→ PROBLEM TO SOLVE
Identify all lines in the listing that include the word "Viewing", and copy them out.

[Begin]

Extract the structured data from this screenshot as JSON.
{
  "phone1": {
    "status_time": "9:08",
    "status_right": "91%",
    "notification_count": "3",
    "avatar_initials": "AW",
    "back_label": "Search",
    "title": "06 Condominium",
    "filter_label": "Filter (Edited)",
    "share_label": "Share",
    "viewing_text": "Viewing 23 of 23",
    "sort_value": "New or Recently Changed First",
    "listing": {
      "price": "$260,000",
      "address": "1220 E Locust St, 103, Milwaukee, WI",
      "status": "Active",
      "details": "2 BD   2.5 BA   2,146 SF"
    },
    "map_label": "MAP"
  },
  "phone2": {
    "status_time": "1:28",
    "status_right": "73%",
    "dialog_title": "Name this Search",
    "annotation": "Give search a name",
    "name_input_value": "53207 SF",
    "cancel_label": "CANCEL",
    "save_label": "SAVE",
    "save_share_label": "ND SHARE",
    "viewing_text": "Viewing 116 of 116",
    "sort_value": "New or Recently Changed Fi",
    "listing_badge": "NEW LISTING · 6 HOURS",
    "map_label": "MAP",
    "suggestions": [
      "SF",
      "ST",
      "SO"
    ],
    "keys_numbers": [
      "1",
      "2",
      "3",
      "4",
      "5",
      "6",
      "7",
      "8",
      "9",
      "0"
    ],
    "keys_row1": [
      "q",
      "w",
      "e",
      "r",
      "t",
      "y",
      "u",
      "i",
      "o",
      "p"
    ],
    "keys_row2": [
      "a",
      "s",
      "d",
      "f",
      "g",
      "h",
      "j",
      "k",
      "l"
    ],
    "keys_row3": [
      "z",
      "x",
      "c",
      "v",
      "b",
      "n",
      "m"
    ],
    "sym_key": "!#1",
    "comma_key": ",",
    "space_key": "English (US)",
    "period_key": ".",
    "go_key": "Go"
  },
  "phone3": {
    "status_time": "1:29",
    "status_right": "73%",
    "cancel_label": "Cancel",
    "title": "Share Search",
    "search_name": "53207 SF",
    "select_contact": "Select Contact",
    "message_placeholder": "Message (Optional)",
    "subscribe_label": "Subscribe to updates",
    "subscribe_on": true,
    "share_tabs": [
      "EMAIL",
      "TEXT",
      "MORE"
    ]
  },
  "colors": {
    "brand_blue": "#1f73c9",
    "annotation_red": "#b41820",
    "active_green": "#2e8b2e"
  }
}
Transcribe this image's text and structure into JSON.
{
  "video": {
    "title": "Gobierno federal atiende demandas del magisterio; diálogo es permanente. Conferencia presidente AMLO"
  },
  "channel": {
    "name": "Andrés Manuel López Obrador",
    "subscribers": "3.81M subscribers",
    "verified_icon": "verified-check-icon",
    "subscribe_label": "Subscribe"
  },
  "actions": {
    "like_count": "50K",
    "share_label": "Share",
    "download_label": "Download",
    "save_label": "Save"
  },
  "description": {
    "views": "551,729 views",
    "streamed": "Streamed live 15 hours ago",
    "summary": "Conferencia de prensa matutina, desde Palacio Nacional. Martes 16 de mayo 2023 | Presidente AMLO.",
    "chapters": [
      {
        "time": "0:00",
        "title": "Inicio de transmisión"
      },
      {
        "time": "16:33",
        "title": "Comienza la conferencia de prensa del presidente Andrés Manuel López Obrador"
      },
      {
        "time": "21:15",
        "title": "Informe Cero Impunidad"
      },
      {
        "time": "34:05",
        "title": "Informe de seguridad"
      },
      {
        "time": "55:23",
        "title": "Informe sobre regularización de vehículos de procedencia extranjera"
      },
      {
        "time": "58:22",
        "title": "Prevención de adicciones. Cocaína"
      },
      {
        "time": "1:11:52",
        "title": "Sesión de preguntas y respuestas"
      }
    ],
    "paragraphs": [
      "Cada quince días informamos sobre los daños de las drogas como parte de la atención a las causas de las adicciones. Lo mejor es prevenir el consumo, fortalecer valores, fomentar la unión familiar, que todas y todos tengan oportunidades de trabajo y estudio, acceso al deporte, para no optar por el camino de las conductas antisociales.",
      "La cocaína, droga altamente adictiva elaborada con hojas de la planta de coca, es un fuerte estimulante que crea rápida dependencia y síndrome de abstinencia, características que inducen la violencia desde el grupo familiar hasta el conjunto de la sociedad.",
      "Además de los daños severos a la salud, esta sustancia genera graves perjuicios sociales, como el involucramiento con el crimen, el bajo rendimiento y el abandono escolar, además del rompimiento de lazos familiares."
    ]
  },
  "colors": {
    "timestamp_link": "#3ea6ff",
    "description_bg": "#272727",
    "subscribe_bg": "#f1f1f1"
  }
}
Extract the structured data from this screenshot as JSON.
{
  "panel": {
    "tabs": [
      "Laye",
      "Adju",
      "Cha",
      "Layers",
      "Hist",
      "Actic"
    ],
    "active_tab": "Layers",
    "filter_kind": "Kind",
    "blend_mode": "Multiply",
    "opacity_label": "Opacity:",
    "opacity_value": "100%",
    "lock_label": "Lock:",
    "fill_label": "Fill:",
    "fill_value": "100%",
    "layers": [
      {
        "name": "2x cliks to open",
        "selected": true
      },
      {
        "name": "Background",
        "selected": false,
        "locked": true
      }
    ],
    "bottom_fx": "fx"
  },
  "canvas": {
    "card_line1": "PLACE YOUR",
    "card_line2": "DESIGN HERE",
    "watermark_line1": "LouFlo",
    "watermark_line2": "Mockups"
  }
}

[End]

→ THE OUTPUT
    "viewing_text": "Viewing 23 of 23",
    "viewing_text": "Viewing 116 of 116",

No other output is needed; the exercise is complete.